===== Data supplied

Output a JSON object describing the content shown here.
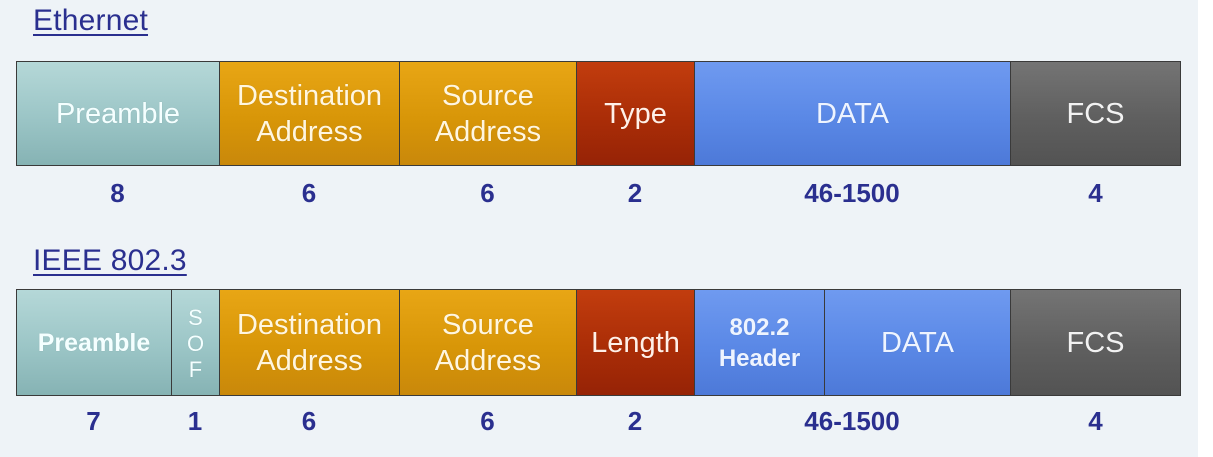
{
  "ethernet": {
    "title": "Ethernet",
    "fields": [
      {
        "lines": [
          "Preamble"
        ]
      },
      {
        "lines": [
          "Destination",
          "Address"
        ]
      },
      {
        "lines": [
          "Source",
          "Address"
        ]
      },
      {
        "lines": [
          "Type"
        ]
      },
      {
        "lines": [
          "DATA"
        ]
      },
      {
        "lines": [
          "FCS"
        ]
      }
    ],
    "sizes": [
      "8",
      "6",
      "6",
      "2",
      "46-1500",
      "4"
    ]
  },
  "ieee": {
    "title": "IEEE 802.3",
    "fields": [
      {
        "lines": [
          "Preamble"
        ]
      },
      {
        "lines": [
          "S",
          "O",
          "F"
        ]
      },
      {
        "lines": [
          "Destination",
          "Address"
        ]
      },
      {
        "lines": [
          "Source",
          "Address"
        ]
      },
      {
        "lines": [
          "Length"
        ]
      },
      {
        "lines": [
          "802.2",
          "Header"
        ]
      },
      {
        "lines": [
          "DATA"
        ]
      },
      {
        "lines": [
          "FCS"
        ]
      }
    ],
    "sizes": [
      "7",
      "1",
      "6",
      "6",
      "2",
      "46-1500",
      "4"
    ]
  },
  "colors": {
    "title": "#2a2f8f",
    "preamble": "#9bc5c6",
    "address": "#d89608",
    "type_length": "#aa2d07",
    "data": "#5a88e6",
    "fcs": "#5f5f5f"
  }
}
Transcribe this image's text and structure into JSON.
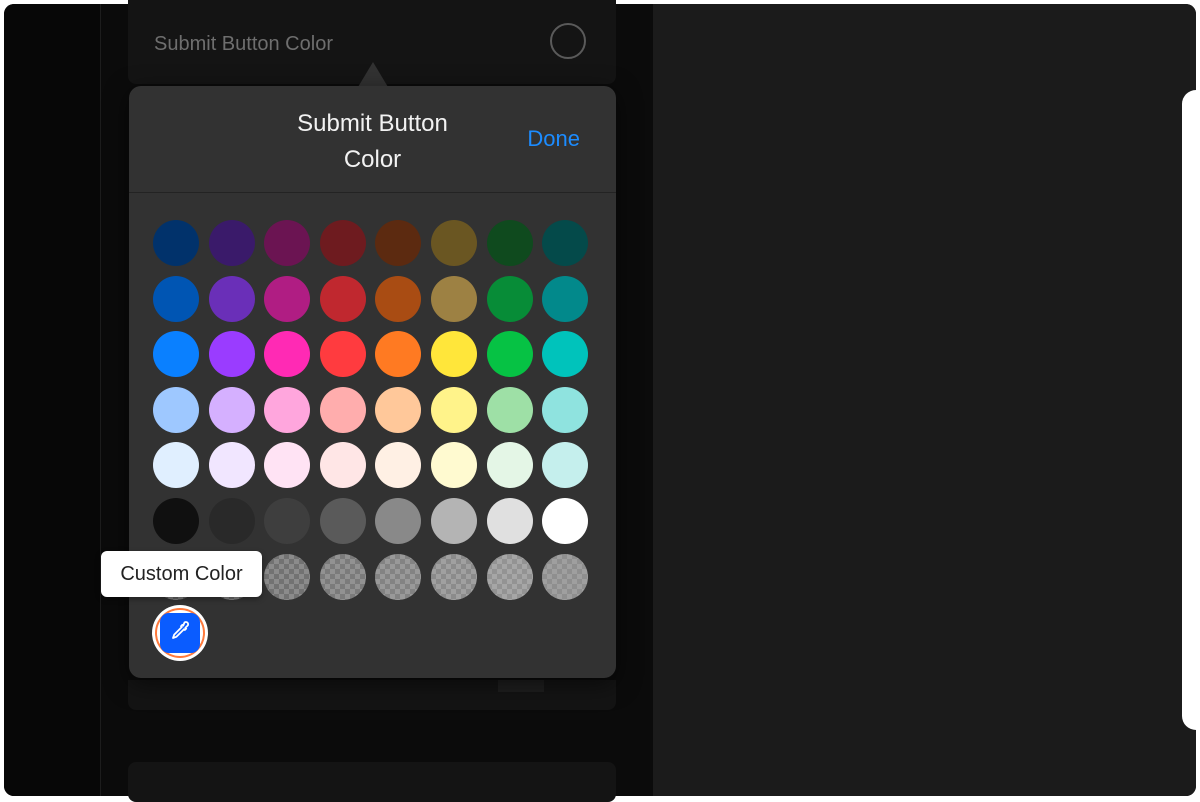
{
  "row": {
    "label": "Submit Button Color"
  },
  "popover": {
    "title_lines": [
      "Submit Button",
      "Color"
    ],
    "done_label": "Done"
  },
  "tooltip": {
    "text": "Custom Color"
  },
  "palette": {
    "rows": [
      [
        "#01326b",
        "#3a1a6a",
        "#6b1452",
        "#6e1b1f",
        "#5c2a10",
        "#6a5622",
        "#0f4a1e",
        "#044a4a"
      ],
      [
        "#0055b3",
        "#6a2fb8",
        "#b01d83",
        "#c0282f",
        "#a94c13",
        "#9d8143",
        "#078c37",
        "#02898b"
      ],
      [
        "#0a80ff",
        "#9a3cff",
        "#ff2ab4",
        "#ff3b3f",
        "#ff7a22",
        "#ffe63a",
        "#06c244",
        "#00c3bb"
      ],
      [
        "#9ec8ff",
        "#d5b0ff",
        "#ffa6dd",
        "#ffadad",
        "#ffc89a",
        "#fff38a",
        "#9ee0a6",
        "#8fe3df"
      ],
      [
        "#e0efff",
        "#f1e6ff",
        "#ffe3f4",
        "#ffe6e6",
        "#fff0e4",
        "#fffad0",
        "#e4f6e6",
        "#c5efed"
      ],
      [
        "#101010",
        "#292929",
        "#3e3e3e",
        "#5a5a5a",
        "#898989",
        "#b4b4b4",
        "#e0e0e0",
        "#ffffff"
      ],
      [
        "transparent",
        "transparent",
        "transparent",
        "transparent",
        "transparent",
        "transparent",
        "transparent",
        "#d0d0d0"
      ]
    ],
    "translucent_row_opacity": [
      0.05,
      0.1,
      0.15,
      0.2,
      0.25,
      0.3,
      0.35,
      0.45
    ]
  },
  "custom_color": {
    "icon": "eyedropper-icon",
    "fill": "#0a5cff",
    "ring": "#ff7a3c"
  },
  "colors": {
    "accent": "#1c8cff",
    "popover_bg": "#323232"
  }
}
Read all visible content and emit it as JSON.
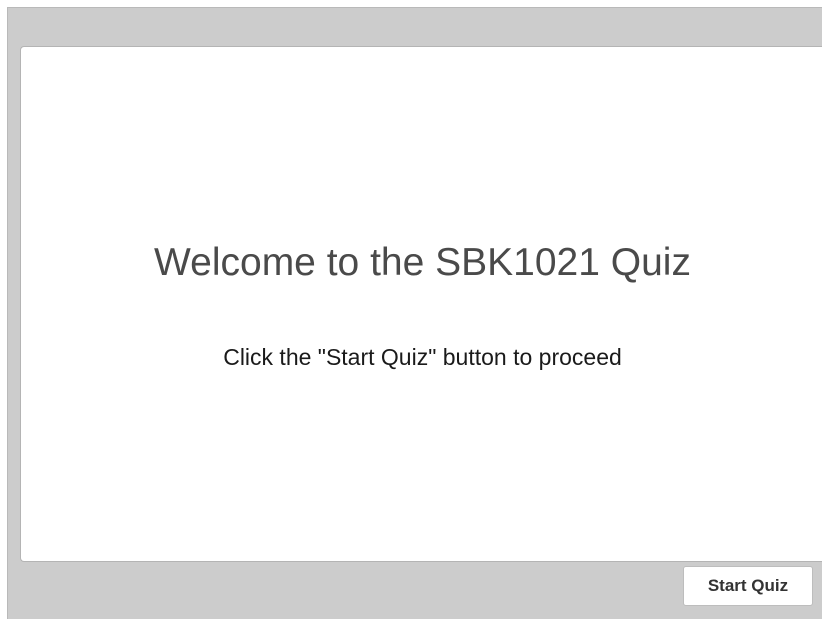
{
  "slide": {
    "title": "Welcome to the SBK1021 Quiz",
    "instruction": "Click the \"Start Quiz\" button to proceed"
  },
  "controls": {
    "start_label": "Start Quiz"
  },
  "colors": {
    "frame_background": "#cccccc",
    "card_background": "#ffffff",
    "title_text": "#4a4a4a"
  }
}
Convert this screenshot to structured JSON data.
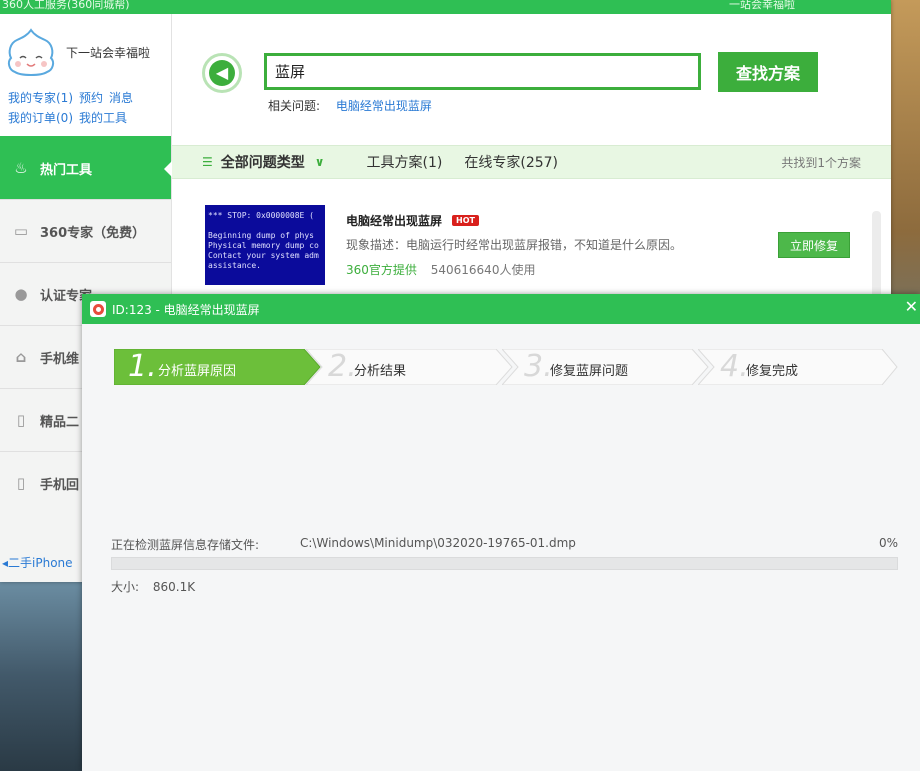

==========

Problem
Keep every word of the data as it is when you write it out, but drop the pictures.

Answer
Output a JSON object describing the content shown here.
{
  "ethernet": {
    "title": "Ethernet",
    "fields": [
      {
        "lines": [
          "Preamble"
        ]
      },
      {
        "lines": [
          "Destination",
          "Address"
        ]
      },
      {
        "lines": [
          "Source",
          "Address"
        ]
      },
      {
        "lines": [
          "Type"
        ]
      },
      {
        "lines": [
          "DATA"
        ]
      },
      {
        "lines": [
          "FCS"
        ]
      }
    ],
    "sizes": [
      "8",
      "6",
      "6",
      "2",
      "46-1500",
      "4"
    ]
  },
  "ieee": {
    "title": "IEEE 802.3",
    "fields": [
      {
        "lines": [
          "Preamble"
        ]
      },
      {
        "lines": [
          "S",
          "O",
          "F"
        ]
      },
      {
        "lines": [
          "Destination",
          "Address"
        ]
      },
      {
        "lines": [
          "Source",
          "Address"
        ]
      },
      {
        "lines": [
          "Length"
        ]
      },
      {
        "lines": [
          "802.2",
          "Header"
        ]
      },
      {
        "lines": [
          "DATA"
        ]
      },
      {
        "lines": [
          "FCS"
        ]
      }
    ],
    "sizes": [
      "7",
      "1",
      "6",
      "6",
      "2",
      "46-1500",
      "4"
    ]
  },
  "colors": {
    "title": "#2a2f8f",
    "preamble": "#9bc5c6",
    "address": "#d89608",
    "type_length": "#aa2d07",
    "data": "#5a88e6",
    "fcs": "#5f5f5f"
  }
}
Transcribe this image's text and structure into JSON.
{
  "row": {
    "label": "Submit Button Color"
  },
  "popover": {
    "title_lines": [
      "Submit Button",
      "Color"
    ],
    "done_label": "Done"
  },
  "tooltip": {
    "text": "Custom Color"
  },
  "palette": {
    "rows": [
      [
        "#01326b",
        "#3a1a6a",
        "#6b1452",
        "#6e1b1f",
        "#5c2a10",
        "#6a5622",
        "#0f4a1e",
        "#044a4a"
      ],
      [
        "#0055b3",
        "#6a2fb8",
        "#b01d83",
        "#c0282f",
        "#a94c13",
        "#9d8143",
        "#078c37",
        "#02898b"
      ],
      [
        "#0a80ff",
        "#9a3cff",
        "#ff2ab4",
        "#ff3b3f",
        "#ff7a22",
        "#ffe63a",
        "#06c244",
        "#00c3bb"
      ],
      [
        "#9ec8ff",
        "#d5b0ff",
        "#ffa6dd",
        "#ffadad",
        "#ffc89a",
        "#fff38a",
        "#9ee0a6",
        "#8fe3df"
      ],
      [
        "#e0efff",
        "#f1e6ff",
        "#ffe3f4",
        "#ffe6e6",
        "#fff0e4",
        "#fffad0",
        "#e4f6e6",
        "#c5efed"
      ],
      [
        "#101010",
        "#292929",
        "#3e3e3e",
        "#5a5a5a",
        "#898989",
        "#b4b4b4",
        "#e0e0e0",
        "#ffffff"
      ],
      [
        "transparent",
        "transparent",
        "transparent",
        "transparent",
        "transparent",
        "transparent",
        "transparent",
        "#d0d0d0"
      ]
    ],
    "translucent_row_opacity": [
      0.05,
      0.1,
      0.15,
      0.2,
      0.25,
      0.3,
      0.35,
      0.45
    ]
  },
  "custom_color": {
    "icon": "eyedropper-icon",
    "fill": "#0a5cff",
    "ring": "#ff7a3c"
  },
  "colors": {
    "accent": "#1c8cff",
    "popover_bg": "#323232"
  }
}
Read all visible content and emit it as JSON.
{
  "slide": {
    "title": "Welcome to the SBK1021 Quiz",
    "instruction": "Click the \"Start Quiz\" button to proceed"
  },
  "controls": {
    "start_label": "Start Quiz"
  },
  "colors": {
    "frame_background": "#cccccc",
    "card_background": "#ffffff",
    "title_text": "#4a4a4a"
  }
}
Convert this screenshot to structured JSON data.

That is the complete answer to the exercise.